_Material_
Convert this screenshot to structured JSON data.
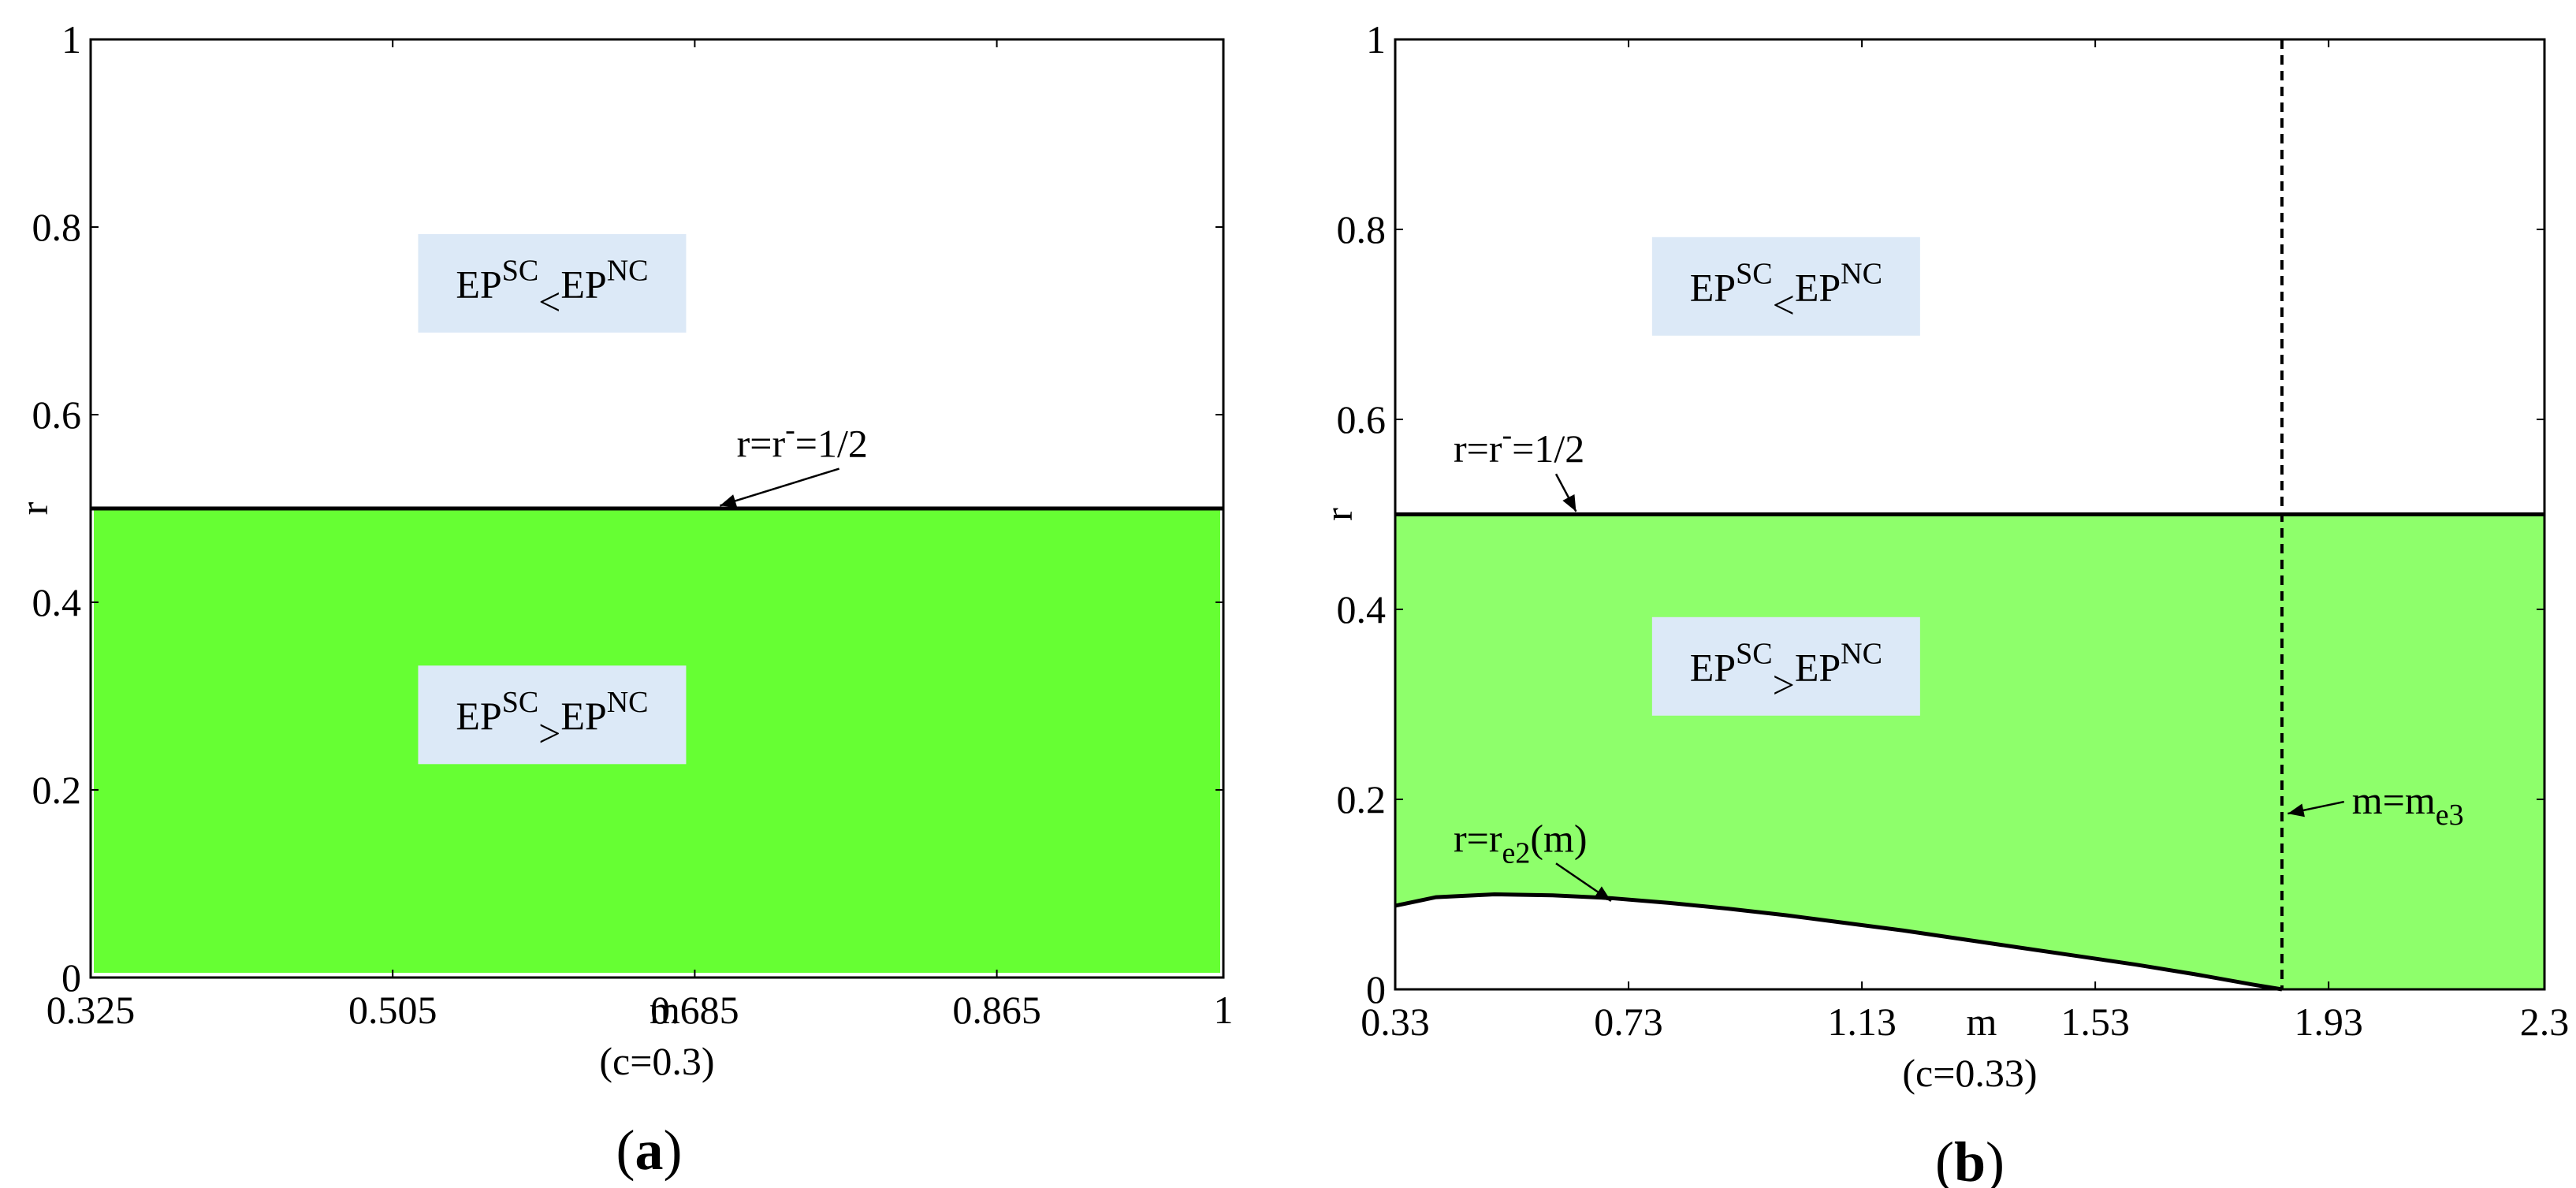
{
  "chart_data": [
    {
      "panel": "a",
      "type": "area",
      "panel_label": "a",
      "xlabel": "m",
      "xlabel_sub": "(c=0.3)",
      "ylabel": "r",
      "xlim": [
        0.325,
        1
      ],
      "ylim": [
        0,
        1
      ],
      "xticks": [
        0.325,
        0.505,
        0.685,
        0.865,
        1
      ],
      "xtick_labels": [
        "0.325",
        "0.505",
        "0.685",
        "0.865",
        "1"
      ],
      "yticks": [
        0,
        0.2,
        0.4,
        0.6,
        0.8,
        1
      ],
      "ytick_labels": [
        "0",
        "0.2",
        "0.4",
        "0.6",
        "0.8",
        "1"
      ],
      "fill_color": "#66ff33",
      "regions": [
        {
          "label_main": "EP",
          "label_sup1": "SC",
          "label_op": "<",
          "label_main2": "EP",
          "label_sup2": "NC",
          "x": 0.6,
          "y": 0.74,
          "bg": "#dce9f7"
        },
        {
          "label_main": "EP",
          "label_sup1": "SC",
          "label_op": ">",
          "label_main2": "EP",
          "label_sup2": "NC",
          "x": 0.6,
          "y": 0.28,
          "bg": "#dce9f7"
        }
      ],
      "series": [
        {
          "name": "r=r-=1/2",
          "x": [
            0.325,
            1
          ],
          "y": [
            0.5,
            0.5
          ]
        }
      ],
      "annotations": [
        {
          "text_main": "r=r",
          "text_sup": "-",
          "text_tail": "=1/2",
          "text_x": 0.71,
          "text_y": 0.555,
          "arrow_to_x": 0.7,
          "arrow_to_y": 0.503
        }
      ]
    },
    {
      "panel": "b",
      "type": "area",
      "panel_label": "b",
      "xlabel": "m",
      "xlabel_sub": "(c=0.33)",
      "ylabel": "r",
      "xlim": [
        0.33,
        2.3
      ],
      "ylim": [
        0,
        1
      ],
      "xticks": [
        0.33,
        0.73,
        1.13,
        1.53,
        1.93,
        2.3
      ],
      "xtick_labels": [
        "0.33",
        "0.73",
        "1.13",
        "1.53",
        "1.93",
        "2.3"
      ],
      "yticks": [
        0,
        0.2,
        0.4,
        0.6,
        0.8,
        1
      ],
      "ytick_labels": [
        "0",
        "0.2",
        "0.4",
        "0.6",
        "0.8",
        "1"
      ],
      "fill_color": "#8eff6b",
      "me3": 1.85,
      "regions": [
        {
          "label_main": "EP",
          "label_sup1": "SC",
          "label_op": "<",
          "label_main2": "EP",
          "label_sup2": "NC",
          "x": 1.0,
          "y": 0.74,
          "bg": "#dce9f7"
        },
        {
          "label_main": "EP",
          "label_sup1": "SC",
          "label_op": ">",
          "label_main2": "EP",
          "label_sup2": "NC",
          "x": 1.0,
          "y": 0.34,
          "bg": "#dce9f7"
        }
      ],
      "series": [
        {
          "name": "r=r-=1/2",
          "x": [
            0.33,
            2.3
          ],
          "y": [
            0.5,
            0.5
          ]
        },
        {
          "name": "r=re2(m)",
          "x": [
            0.33,
            0.4,
            0.5,
            0.6,
            0.7,
            0.8,
            0.9,
            1.0,
            1.1,
            1.2,
            1.3,
            1.4,
            1.5,
            1.6,
            1.7,
            1.8,
            1.85
          ],
          "y": [
            0.088,
            0.097,
            0.1,
            0.099,
            0.096,
            0.091,
            0.085,
            0.078,
            0.07,
            0.062,
            0.053,
            0.044,
            0.035,
            0.026,
            0.016,
            0.005,
            0.0
          ]
        },
        {
          "name": "m=me3",
          "x": [
            1.85,
            1.85
          ],
          "y": [
            0,
            1
          ]
        }
      ],
      "annotations": [
        {
          "text_main": "r=r",
          "text_sup": "-",
          "text_tail": "=1/2",
          "text_x": 0.43,
          "text_y": 0.555,
          "arrow_to_x": 0.64,
          "arrow_to_y": 0.503
        },
        {
          "text_main": "r=r",
          "text_sub": "e2",
          "text_tail": "(m)",
          "text_x": 0.43,
          "text_y": 0.145,
          "arrow_to_x": 0.7,
          "arrow_to_y": 0.093
        },
        {
          "text_main": "m=m",
          "text_sub": "e3",
          "text_tail": "",
          "text_x": 1.97,
          "text_y": 0.185,
          "arrow_to_x": 1.86,
          "arrow_to_y": 0.185
        }
      ]
    }
  ]
}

_The problem_
State how many lines of the data include the word "name", with nothing else.

_Response below_
4